Directive ::
Copy every line of the data that contains the string "Forshaga".

Data section ::
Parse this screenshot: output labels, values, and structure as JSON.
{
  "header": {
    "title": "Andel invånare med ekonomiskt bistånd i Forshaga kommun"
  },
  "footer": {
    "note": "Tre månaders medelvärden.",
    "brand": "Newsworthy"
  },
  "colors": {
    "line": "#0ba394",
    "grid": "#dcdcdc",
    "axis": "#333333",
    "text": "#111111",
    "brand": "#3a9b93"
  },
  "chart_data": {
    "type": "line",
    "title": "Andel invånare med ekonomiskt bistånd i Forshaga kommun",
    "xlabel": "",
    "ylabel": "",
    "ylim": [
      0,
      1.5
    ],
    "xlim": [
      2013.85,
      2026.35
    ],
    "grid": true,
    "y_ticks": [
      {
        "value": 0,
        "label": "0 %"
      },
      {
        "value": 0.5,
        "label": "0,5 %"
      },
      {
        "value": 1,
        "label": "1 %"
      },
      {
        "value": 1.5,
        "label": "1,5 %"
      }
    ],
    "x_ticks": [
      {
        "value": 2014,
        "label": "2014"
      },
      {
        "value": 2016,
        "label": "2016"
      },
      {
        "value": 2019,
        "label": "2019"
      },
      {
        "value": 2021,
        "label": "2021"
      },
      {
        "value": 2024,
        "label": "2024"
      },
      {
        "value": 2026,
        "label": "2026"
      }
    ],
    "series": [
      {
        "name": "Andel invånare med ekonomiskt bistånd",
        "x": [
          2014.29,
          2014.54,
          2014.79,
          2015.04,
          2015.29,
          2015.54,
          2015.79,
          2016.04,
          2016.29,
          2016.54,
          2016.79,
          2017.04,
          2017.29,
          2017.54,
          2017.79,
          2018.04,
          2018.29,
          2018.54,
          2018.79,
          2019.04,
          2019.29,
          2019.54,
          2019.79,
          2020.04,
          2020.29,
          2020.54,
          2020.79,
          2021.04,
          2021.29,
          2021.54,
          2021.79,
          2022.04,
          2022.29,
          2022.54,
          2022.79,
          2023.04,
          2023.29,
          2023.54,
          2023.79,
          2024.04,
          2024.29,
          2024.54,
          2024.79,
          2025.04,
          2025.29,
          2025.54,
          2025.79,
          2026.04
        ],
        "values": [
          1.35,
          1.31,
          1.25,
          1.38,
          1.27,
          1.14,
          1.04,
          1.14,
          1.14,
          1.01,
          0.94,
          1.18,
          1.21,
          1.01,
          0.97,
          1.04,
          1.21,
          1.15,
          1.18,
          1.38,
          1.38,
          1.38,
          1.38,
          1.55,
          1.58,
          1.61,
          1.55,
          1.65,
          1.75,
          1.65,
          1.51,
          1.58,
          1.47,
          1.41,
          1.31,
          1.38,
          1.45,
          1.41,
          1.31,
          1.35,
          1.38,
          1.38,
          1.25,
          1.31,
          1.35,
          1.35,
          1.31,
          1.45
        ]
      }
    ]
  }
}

Written solution ::
    "title": "Andel invånare med ekonomiskt bistånd i Forshaga kommun"
    "title": "Andel invånare med ekonomiskt bistånd i Forshaga kommun",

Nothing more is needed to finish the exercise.